▶ [Instructions to follow]:
Copy out the rows between the line holding "- x-tick-label: 70: [448, 386, 465, 404]" and the line holding "- legend-label: Specimen U9: [85, 552, 178, 570]", inclusive, keeping each one unchanged.

▶ [Source records]:

------------------------------------

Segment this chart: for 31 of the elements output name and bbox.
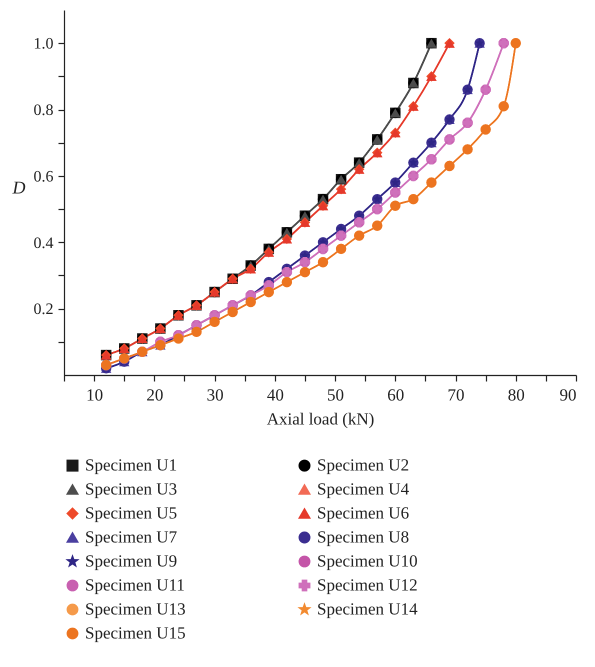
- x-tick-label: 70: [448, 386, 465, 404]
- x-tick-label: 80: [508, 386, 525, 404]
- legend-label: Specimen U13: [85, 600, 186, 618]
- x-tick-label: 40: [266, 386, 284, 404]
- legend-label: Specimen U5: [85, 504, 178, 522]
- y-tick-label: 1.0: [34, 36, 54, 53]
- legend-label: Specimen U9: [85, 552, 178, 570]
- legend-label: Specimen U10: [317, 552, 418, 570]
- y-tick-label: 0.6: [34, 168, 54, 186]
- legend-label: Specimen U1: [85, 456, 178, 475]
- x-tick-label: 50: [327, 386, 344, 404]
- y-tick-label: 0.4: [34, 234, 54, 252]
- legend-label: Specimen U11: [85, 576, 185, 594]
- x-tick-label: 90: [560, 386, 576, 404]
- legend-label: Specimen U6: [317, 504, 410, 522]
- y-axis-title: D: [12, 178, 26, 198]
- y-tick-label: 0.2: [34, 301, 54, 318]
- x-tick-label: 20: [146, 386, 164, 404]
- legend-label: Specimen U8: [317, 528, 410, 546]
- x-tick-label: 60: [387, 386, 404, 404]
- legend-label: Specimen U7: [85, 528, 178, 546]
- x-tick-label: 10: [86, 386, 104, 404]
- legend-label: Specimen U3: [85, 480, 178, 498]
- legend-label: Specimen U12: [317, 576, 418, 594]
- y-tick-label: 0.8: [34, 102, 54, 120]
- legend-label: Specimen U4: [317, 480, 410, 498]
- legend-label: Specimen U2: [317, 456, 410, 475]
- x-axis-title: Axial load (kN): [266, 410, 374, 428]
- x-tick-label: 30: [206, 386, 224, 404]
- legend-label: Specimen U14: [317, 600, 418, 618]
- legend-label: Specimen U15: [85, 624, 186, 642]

------------------------------------

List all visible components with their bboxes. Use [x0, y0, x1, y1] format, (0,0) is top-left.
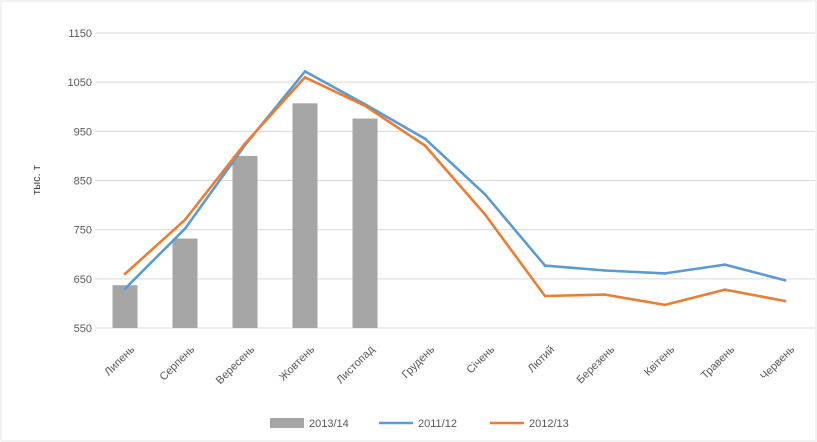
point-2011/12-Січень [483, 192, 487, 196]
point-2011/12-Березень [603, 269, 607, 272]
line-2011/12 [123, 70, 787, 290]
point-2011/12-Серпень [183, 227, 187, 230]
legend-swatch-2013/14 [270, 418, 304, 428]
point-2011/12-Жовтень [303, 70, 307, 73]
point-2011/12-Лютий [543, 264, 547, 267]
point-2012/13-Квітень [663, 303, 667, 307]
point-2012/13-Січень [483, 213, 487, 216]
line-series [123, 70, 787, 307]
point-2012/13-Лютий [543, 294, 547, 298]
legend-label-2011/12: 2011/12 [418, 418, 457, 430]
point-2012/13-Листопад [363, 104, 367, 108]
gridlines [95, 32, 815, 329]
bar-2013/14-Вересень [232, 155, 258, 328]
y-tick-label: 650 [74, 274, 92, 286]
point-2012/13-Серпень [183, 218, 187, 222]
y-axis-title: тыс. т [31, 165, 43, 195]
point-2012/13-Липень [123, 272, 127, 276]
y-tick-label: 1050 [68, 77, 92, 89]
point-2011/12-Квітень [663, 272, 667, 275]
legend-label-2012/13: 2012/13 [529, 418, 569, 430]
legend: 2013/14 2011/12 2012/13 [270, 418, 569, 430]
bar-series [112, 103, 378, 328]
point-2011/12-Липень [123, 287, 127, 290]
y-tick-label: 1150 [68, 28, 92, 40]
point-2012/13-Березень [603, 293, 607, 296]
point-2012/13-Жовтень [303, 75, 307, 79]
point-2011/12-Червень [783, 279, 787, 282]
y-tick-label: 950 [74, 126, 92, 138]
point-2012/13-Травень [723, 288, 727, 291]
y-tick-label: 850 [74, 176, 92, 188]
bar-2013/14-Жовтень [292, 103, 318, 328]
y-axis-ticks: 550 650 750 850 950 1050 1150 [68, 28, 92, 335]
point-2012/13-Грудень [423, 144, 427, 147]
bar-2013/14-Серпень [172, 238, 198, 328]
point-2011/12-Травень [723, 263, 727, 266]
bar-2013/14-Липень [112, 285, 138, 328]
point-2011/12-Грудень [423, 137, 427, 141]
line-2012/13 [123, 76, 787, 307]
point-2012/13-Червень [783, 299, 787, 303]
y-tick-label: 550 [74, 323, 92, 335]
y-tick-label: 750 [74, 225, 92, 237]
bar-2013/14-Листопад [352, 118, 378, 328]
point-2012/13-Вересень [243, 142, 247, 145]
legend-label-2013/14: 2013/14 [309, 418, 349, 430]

------------------------------------

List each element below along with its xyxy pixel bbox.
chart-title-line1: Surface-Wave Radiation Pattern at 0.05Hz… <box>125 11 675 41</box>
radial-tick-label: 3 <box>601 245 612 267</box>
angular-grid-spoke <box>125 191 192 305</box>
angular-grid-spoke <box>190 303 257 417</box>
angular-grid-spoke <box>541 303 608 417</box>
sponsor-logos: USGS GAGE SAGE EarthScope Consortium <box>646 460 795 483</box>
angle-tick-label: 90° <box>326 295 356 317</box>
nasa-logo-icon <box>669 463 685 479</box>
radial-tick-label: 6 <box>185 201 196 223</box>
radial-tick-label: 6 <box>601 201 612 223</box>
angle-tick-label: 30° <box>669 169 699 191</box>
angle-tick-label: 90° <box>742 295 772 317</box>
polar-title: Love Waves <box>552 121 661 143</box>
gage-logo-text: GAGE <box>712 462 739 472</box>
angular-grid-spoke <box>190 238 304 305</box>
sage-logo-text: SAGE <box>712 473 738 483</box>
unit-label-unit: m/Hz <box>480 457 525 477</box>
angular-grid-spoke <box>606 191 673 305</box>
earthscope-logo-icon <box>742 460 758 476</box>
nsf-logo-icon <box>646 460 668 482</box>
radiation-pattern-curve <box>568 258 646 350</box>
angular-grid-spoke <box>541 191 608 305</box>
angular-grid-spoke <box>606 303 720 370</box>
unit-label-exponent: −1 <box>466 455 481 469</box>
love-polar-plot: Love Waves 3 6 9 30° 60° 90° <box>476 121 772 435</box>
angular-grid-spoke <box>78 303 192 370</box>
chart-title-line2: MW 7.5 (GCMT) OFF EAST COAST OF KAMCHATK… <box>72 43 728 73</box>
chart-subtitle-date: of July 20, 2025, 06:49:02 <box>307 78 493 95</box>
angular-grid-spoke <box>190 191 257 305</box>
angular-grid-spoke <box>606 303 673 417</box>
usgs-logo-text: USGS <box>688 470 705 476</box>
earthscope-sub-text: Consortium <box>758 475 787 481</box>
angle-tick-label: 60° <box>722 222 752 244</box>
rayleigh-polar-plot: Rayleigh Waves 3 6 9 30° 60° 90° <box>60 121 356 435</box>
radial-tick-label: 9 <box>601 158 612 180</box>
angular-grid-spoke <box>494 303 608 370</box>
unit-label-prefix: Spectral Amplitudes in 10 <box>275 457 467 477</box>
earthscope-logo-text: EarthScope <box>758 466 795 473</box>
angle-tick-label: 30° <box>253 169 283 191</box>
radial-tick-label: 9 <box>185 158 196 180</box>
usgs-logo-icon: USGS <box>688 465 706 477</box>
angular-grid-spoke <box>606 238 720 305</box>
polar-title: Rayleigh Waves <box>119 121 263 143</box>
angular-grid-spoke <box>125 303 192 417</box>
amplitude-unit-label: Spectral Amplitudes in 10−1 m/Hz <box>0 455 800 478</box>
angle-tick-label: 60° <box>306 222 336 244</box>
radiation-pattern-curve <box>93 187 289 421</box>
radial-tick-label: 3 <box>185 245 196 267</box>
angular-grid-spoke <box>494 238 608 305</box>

------------------------------------

▶ [Final result]:
- x-tick-label: 70: [448, 386, 465, 404]
- x-tick-label: 80: [508, 386, 525, 404]
- legend-label: Specimen U13: [85, 600, 186, 618]
- x-tick-label: 40: [266, 386, 284, 404]
- legend-label: Specimen U5: [85, 504, 178, 522]
- y-tick-label: 1.0: [34, 36, 54, 53]
- legend-label: Specimen U9: [85, 552, 178, 570]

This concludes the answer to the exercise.